Where the data below has the string "annotation", return the whole line.

**The data:**
——
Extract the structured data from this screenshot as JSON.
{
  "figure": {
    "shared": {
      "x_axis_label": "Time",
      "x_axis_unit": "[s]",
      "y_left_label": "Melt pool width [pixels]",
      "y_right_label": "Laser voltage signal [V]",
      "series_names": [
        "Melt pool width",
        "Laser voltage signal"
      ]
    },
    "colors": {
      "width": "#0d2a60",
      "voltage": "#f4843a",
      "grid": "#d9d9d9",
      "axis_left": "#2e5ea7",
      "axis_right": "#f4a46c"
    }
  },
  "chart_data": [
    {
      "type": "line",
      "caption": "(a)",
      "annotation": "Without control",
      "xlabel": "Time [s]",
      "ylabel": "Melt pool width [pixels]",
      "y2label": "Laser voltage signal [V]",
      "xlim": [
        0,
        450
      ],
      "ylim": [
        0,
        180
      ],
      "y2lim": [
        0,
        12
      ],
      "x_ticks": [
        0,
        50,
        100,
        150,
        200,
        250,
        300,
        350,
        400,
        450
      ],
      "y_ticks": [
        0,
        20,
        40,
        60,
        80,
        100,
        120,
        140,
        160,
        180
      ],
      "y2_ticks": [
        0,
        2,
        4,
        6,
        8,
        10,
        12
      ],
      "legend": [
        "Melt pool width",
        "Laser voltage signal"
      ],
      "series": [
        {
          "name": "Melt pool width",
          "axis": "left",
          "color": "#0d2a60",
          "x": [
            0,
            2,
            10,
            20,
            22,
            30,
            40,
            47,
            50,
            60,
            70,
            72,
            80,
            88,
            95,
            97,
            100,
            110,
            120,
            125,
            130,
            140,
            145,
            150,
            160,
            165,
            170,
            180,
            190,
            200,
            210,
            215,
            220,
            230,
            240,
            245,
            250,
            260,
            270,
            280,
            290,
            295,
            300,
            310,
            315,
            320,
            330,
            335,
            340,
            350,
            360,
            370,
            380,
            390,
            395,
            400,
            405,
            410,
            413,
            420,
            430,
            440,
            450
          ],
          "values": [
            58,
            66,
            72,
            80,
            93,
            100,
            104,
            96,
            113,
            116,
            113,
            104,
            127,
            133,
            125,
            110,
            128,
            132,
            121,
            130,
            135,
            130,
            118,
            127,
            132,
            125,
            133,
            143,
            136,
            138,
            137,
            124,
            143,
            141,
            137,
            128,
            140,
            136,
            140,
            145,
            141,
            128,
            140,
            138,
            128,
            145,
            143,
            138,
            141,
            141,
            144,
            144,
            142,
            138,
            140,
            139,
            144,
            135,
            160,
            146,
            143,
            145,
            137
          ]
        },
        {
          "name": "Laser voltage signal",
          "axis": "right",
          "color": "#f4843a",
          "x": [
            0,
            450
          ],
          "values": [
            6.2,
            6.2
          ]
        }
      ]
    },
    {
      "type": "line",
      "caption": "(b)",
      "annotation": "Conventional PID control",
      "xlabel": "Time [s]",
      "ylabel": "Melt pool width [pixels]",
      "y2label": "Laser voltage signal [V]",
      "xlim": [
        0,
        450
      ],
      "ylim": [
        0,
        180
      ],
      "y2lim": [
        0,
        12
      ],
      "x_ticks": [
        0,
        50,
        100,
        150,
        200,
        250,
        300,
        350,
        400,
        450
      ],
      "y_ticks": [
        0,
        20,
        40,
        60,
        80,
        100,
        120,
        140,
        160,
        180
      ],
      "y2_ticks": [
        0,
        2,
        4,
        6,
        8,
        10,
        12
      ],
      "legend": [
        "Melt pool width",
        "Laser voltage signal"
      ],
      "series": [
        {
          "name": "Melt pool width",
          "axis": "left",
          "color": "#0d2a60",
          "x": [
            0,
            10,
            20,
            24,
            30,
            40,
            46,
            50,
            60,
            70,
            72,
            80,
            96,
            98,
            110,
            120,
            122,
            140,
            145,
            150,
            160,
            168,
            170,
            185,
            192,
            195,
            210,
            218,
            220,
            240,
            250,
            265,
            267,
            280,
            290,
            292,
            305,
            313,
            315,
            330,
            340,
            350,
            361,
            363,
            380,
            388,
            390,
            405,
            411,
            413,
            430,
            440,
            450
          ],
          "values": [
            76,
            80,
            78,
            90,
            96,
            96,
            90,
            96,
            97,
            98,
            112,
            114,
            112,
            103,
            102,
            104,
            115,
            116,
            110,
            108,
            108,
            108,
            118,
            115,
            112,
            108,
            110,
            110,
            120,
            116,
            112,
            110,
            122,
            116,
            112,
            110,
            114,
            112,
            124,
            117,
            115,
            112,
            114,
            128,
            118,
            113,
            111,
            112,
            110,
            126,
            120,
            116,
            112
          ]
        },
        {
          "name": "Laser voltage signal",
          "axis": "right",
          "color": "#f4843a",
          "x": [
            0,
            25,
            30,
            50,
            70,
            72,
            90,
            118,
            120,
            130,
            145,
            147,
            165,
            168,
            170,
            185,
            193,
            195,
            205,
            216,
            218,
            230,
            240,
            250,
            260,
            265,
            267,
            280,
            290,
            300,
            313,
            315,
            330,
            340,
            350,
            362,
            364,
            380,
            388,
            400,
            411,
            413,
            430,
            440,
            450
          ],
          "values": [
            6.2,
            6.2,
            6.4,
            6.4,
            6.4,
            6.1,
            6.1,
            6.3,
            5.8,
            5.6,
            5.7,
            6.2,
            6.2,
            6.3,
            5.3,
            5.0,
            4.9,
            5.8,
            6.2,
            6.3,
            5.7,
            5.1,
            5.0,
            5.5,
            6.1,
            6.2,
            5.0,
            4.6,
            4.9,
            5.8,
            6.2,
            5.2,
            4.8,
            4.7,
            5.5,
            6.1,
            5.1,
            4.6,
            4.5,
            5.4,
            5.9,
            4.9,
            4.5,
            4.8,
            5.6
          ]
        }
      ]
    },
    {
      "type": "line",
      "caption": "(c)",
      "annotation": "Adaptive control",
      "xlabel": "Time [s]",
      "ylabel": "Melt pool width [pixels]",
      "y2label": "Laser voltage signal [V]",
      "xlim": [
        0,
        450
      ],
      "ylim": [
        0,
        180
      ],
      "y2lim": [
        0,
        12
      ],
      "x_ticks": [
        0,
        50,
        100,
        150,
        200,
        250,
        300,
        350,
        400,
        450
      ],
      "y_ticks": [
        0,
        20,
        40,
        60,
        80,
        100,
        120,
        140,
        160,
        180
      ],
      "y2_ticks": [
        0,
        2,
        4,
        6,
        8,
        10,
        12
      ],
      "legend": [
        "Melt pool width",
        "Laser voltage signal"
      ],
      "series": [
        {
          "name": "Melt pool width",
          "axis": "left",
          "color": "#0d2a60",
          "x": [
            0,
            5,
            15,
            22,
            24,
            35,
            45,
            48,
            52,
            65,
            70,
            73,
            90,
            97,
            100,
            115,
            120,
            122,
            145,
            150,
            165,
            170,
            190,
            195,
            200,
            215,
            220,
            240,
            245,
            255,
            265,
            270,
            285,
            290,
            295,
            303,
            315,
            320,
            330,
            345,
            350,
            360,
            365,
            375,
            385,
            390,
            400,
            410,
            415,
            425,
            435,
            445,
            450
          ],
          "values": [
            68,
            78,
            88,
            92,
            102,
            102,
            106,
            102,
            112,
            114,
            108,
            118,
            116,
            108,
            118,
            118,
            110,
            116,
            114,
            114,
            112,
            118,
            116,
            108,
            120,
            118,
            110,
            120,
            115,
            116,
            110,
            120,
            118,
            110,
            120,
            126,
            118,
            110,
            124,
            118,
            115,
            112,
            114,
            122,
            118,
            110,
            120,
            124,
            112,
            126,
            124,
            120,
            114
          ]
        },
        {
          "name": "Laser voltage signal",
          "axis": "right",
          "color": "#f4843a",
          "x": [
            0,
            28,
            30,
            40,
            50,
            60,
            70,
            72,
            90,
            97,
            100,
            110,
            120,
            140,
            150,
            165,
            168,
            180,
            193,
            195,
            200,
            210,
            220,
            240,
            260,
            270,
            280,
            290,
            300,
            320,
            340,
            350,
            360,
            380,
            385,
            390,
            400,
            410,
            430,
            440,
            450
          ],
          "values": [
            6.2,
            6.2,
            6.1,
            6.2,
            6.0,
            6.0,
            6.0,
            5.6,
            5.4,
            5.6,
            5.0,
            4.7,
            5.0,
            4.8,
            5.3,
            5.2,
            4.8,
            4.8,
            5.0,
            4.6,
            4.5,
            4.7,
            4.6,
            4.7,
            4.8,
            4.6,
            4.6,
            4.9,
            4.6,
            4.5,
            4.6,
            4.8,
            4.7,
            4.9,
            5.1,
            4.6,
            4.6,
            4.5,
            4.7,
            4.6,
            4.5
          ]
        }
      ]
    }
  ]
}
——
**Task solution:**
      "annotation": "Without control",
      "annotation": "Conventional PID control",
      "annotation": "Adaptive control",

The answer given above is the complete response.